**ROWS**
════

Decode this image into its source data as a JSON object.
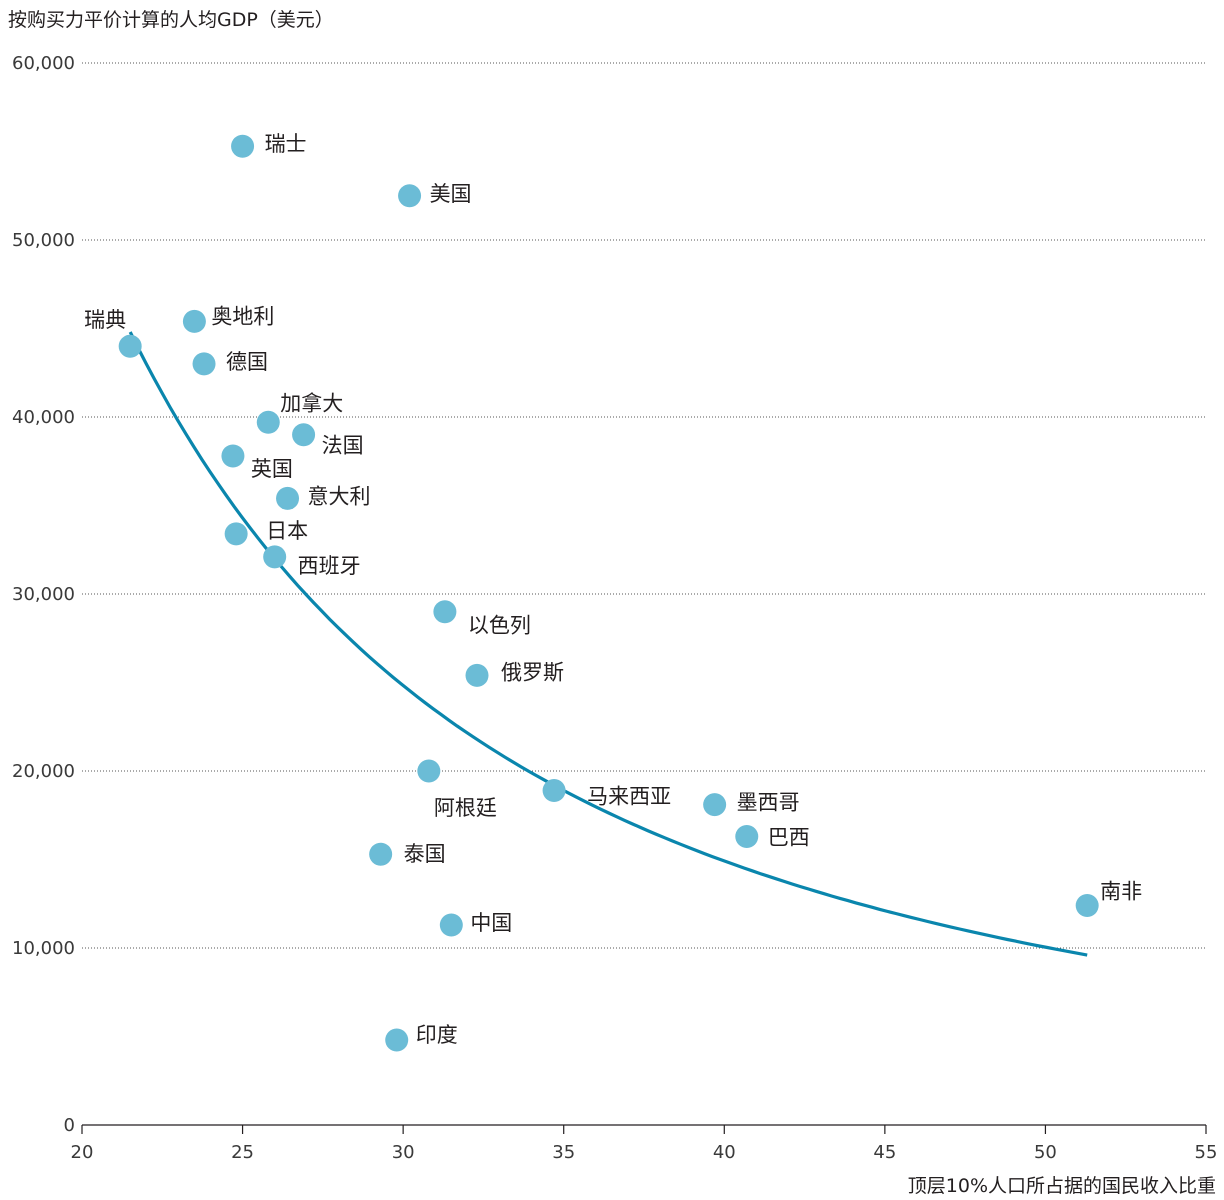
{
  "chart_data": {
    "type": "scatter",
    "ylabel": "按购买力平价计算的人均GDP（美元）",
    "xlabel": "顶层10%人口所占据的国民收入比重",
    "xlim": [
      20,
      55
    ],
    "ylim": [
      0,
      60000
    ],
    "xticks": [
      "20",
      "25",
      "30",
      "35",
      "40",
      "45",
      "50",
      "55"
    ],
    "yticks": [
      "0",
      "10,000",
      "20,000",
      "30,000",
      "40,000",
      "50,000",
      "60,000"
    ],
    "grid": "horizontal dotted",
    "point_color": "#6bbcd6",
    "curve_color": "#0a86ad",
    "points": [
      {
        "label": "瑞士",
        "x": 25.0,
        "y": 55300
      },
      {
        "label": "美国",
        "x": 30.2,
        "y": 52500
      },
      {
        "label": "瑞典",
        "x": 21.5,
        "y": 44000
      },
      {
        "label": "奥地利",
        "x": 23.5,
        "y": 45400
      },
      {
        "label": "德国",
        "x": 23.8,
        "y": 43000
      },
      {
        "label": "加拿大",
        "x": 25.8,
        "y": 39700
      },
      {
        "label": "法国",
        "x": 26.9,
        "y": 39000
      },
      {
        "label": "英国",
        "x": 24.7,
        "y": 37800
      },
      {
        "label": "意大利",
        "x": 26.4,
        "y": 35400
      },
      {
        "label": "日本",
        "x": 24.8,
        "y": 33400
      },
      {
        "label": "西班牙",
        "x": 26.0,
        "y": 32100
      },
      {
        "label": "以色列",
        "x": 31.3,
        "y": 29000
      },
      {
        "label": "俄罗斯",
        "x": 32.3,
        "y": 25400
      },
      {
        "label": "阿根廷",
        "x": 30.8,
        "y": 20000
      },
      {
        "label": "马来西亚",
        "x": 34.7,
        "y": 18900
      },
      {
        "label": "墨西哥",
        "x": 39.7,
        "y": 18100
      },
      {
        "label": "巴西",
        "x": 40.7,
        "y": 16300
      },
      {
        "label": "泰国",
        "x": 29.3,
        "y": 15300
      },
      {
        "label": "南非",
        "x": 51.3,
        "y": 12400
      },
      {
        "label": "中国",
        "x": 31.5,
        "y": 11300
      },
      {
        "label": "印度",
        "x": 29.8,
        "y": 4800
      }
    ],
    "trend": {
      "x_start": 21.5,
      "y_start": 44800,
      "x_end": 51.3,
      "y_end": 9600
    }
  }
}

════

All of the lines above should be printed exactly, minus the pictures.

**COMPLETE RESPONSE**
Decode this image into its source data as a JSON object.
{
  "chart_data": {
    "type": "scatter",
    "ylabel": "按购买力平价计算的人均GDP（美元）",
    "xlabel": "顶层10%人口所占据的国民收入比重",
    "xlim": [
      20,
      55
    ],
    "ylim": [
      0,
      60000
    ],
    "xticks": [
      "20",
      "25",
      "30",
      "35",
      "40",
      "45",
      "50",
      "55"
    ],
    "yticks": [
      "0",
      "10,000",
      "20,000",
      "30,000",
      "40,000",
      "50,000",
      "60,000"
    ],
    "grid": "horizontal dotted",
    "point_color": "#6bbcd6",
    "curve_color": "#0a86ad",
    "points": [
      {
        "label": "瑞士",
        "x": 25.0,
        "y": 55300
      },
      {
        "label": "美国",
        "x": 30.2,
        "y": 52500
      },
      {
        "label": "瑞典",
        "x": 21.5,
        "y": 44000
      },
      {
        "label": "奥地利",
        "x": 23.5,
        "y": 45400
      },
      {
        "label": "德国",
        "x": 23.8,
        "y": 43000
      },
      {
        "label": "加拿大",
        "x": 25.8,
        "y": 39700
      },
      {
        "label": "法国",
        "x": 26.9,
        "y": 39000
      },
      {
        "label": "英国",
        "x": 24.7,
        "y": 37800
      },
      {
        "label": "意大利",
        "x": 26.4,
        "y": 35400
      },
      {
        "label": "日本",
        "x": 24.8,
        "y": 33400
      },
      {
        "label": "西班牙",
        "x": 26.0,
        "y": 32100
      },
      {
        "label": "以色列",
        "x": 31.3,
        "y": 29000
      },
      {
        "label": "俄罗斯",
        "x": 32.3,
        "y": 25400
      },
      {
        "label": "阿根廷",
        "x": 30.8,
        "y": 20000
      },
      {
        "label": "马来西亚",
        "x": 34.7,
        "y": 18900
      },
      {
        "label": "墨西哥",
        "x": 39.7,
        "y": 18100
      },
      {
        "label": "巴西",
        "x": 40.7,
        "y": 16300
      },
      {
        "label": "泰国",
        "x": 29.3,
        "y": 15300
      },
      {
        "label": "南非",
        "x": 51.3,
        "y": 12400
      },
      {
        "label": "中国",
        "x": 31.5,
        "y": 11300
      },
      {
        "label": "印度",
        "x": 29.8,
        "y": 4800
      }
    ],
    "trend": {
      "x_start": 21.5,
      "y_start": 44800,
      "x_end": 51.3,
      "y_end": 9600
    }
  }
}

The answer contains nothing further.